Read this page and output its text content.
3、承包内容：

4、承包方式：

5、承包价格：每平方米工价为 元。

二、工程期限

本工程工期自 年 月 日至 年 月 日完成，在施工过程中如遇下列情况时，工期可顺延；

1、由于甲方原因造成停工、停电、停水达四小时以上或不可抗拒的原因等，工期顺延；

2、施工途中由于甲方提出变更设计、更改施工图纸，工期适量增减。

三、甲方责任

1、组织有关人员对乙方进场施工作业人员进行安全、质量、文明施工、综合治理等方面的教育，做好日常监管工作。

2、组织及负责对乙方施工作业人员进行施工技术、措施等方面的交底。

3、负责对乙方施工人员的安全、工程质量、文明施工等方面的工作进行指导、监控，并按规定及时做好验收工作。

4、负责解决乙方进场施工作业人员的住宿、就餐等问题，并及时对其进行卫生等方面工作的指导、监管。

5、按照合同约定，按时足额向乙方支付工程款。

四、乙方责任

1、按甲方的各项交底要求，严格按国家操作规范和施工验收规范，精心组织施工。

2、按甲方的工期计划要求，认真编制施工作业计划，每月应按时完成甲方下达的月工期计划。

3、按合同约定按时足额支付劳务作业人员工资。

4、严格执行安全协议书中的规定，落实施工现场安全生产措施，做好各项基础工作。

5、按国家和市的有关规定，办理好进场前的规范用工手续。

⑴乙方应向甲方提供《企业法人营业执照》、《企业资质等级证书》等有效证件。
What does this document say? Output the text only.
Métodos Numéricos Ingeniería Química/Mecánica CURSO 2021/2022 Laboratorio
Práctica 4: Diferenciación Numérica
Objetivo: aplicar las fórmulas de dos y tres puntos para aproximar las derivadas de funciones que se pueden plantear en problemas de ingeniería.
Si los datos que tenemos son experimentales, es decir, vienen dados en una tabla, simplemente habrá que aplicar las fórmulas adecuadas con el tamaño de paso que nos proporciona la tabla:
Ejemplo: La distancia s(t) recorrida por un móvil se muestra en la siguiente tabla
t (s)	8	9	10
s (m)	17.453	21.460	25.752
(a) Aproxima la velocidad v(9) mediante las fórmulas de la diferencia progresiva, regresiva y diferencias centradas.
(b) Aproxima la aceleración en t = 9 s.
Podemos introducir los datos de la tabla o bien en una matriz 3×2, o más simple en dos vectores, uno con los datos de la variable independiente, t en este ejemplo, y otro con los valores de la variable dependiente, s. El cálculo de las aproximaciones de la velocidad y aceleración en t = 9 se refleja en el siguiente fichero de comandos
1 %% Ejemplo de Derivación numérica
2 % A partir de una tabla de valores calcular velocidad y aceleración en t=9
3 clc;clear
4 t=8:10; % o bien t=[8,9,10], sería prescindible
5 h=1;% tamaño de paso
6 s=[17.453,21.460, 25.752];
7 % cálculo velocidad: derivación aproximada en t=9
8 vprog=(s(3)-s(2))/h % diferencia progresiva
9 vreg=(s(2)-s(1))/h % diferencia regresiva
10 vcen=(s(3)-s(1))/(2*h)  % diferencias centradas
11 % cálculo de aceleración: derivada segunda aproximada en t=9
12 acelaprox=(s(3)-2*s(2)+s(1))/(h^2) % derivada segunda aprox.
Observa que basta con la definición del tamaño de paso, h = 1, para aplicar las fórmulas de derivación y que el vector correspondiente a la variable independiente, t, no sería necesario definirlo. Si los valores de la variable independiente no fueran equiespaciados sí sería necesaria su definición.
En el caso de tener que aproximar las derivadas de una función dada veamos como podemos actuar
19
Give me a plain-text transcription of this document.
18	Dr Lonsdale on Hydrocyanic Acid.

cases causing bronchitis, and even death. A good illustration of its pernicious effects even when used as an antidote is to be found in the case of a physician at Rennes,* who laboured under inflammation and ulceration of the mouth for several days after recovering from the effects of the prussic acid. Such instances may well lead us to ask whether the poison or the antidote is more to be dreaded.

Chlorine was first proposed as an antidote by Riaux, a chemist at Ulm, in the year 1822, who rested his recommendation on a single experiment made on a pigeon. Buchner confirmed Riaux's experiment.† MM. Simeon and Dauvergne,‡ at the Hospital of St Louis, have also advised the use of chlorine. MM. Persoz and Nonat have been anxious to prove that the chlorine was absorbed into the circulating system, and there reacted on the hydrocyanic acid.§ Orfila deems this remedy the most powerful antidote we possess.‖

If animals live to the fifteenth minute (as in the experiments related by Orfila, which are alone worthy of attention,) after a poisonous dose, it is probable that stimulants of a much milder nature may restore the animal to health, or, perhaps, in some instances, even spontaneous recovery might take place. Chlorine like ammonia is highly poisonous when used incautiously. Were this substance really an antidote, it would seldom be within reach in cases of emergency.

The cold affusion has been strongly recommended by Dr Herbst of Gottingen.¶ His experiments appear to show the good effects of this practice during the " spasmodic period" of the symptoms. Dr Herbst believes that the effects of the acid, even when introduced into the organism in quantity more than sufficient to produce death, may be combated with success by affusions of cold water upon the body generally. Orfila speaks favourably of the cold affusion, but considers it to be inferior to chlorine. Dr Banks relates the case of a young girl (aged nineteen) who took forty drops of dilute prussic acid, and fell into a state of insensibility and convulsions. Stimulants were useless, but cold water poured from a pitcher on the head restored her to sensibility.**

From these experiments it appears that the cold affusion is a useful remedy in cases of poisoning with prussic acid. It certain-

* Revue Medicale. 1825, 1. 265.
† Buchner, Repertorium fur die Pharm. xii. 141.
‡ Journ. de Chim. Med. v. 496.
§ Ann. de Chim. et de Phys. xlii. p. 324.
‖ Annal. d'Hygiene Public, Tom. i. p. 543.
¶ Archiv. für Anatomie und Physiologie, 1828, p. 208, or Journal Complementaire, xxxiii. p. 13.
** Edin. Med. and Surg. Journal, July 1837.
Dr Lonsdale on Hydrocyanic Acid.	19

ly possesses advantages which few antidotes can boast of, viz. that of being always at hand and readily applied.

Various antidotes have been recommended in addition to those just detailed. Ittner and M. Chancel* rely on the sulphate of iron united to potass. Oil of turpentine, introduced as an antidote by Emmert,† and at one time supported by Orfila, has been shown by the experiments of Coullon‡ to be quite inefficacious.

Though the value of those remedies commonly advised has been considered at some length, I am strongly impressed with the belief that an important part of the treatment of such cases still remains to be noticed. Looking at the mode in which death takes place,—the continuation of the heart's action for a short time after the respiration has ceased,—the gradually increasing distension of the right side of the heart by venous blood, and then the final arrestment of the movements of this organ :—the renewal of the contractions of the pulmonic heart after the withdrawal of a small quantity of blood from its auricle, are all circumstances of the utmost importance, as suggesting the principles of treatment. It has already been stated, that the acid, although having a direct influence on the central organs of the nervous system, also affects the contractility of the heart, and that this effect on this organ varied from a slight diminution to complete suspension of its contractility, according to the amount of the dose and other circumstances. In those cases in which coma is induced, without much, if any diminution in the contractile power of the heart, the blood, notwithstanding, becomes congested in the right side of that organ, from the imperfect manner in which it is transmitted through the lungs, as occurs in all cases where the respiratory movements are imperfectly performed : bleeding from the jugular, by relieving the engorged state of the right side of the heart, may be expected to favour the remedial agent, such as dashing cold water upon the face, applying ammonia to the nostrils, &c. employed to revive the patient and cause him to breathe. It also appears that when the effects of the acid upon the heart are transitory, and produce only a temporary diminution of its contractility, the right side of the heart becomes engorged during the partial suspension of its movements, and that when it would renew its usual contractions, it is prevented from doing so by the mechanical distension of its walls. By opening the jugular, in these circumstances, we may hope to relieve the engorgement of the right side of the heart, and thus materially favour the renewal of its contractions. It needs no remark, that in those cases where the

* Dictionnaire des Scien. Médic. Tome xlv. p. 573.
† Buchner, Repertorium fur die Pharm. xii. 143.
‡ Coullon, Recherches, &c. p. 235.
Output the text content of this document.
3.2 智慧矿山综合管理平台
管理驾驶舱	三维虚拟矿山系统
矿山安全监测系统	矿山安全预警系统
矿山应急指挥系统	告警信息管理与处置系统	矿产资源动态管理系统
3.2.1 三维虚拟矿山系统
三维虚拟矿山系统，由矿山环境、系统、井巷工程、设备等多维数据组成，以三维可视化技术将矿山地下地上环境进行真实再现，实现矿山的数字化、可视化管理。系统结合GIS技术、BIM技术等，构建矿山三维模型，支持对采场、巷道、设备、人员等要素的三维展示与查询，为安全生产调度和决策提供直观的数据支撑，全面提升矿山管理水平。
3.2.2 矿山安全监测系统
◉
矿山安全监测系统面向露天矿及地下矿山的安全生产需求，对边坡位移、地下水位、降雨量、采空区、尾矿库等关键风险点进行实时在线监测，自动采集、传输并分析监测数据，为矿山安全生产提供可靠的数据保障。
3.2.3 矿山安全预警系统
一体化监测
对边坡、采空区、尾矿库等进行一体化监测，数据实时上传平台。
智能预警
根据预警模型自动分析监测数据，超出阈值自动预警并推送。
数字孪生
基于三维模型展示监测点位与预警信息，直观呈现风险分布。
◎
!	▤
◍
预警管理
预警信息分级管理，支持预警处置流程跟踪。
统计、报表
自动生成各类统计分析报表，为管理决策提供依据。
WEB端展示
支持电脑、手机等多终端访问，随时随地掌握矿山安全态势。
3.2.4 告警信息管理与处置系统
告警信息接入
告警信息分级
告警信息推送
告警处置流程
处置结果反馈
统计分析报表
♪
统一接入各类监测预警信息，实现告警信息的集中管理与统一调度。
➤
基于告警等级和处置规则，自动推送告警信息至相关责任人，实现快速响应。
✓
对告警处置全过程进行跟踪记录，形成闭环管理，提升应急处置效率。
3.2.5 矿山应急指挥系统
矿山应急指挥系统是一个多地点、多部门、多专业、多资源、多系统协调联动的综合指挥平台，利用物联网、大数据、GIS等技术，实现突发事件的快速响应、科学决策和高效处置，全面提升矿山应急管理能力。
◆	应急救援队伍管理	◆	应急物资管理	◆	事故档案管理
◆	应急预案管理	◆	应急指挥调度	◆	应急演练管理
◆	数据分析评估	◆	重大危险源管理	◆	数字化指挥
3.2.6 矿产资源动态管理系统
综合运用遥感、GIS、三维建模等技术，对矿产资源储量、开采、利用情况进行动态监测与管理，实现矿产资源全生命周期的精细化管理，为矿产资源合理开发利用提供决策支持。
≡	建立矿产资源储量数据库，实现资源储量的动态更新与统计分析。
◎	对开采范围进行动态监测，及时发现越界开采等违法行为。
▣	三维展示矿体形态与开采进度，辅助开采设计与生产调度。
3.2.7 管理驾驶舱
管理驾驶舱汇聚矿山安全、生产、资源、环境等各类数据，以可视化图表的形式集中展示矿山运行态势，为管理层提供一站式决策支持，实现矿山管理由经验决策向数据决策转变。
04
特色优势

══════════════════════════════

Objective
Find the lines above that contain the word "aproximar" and collect them.

Response to this task
Objetivo: aplicar las fórmulas de dos y tres puntos para aproximar las derivadas de funciones que se pueden plantear en problemas de ingeniería.
En el caso de tener que aproximar las derivadas de una función dada veamos como podemos actuar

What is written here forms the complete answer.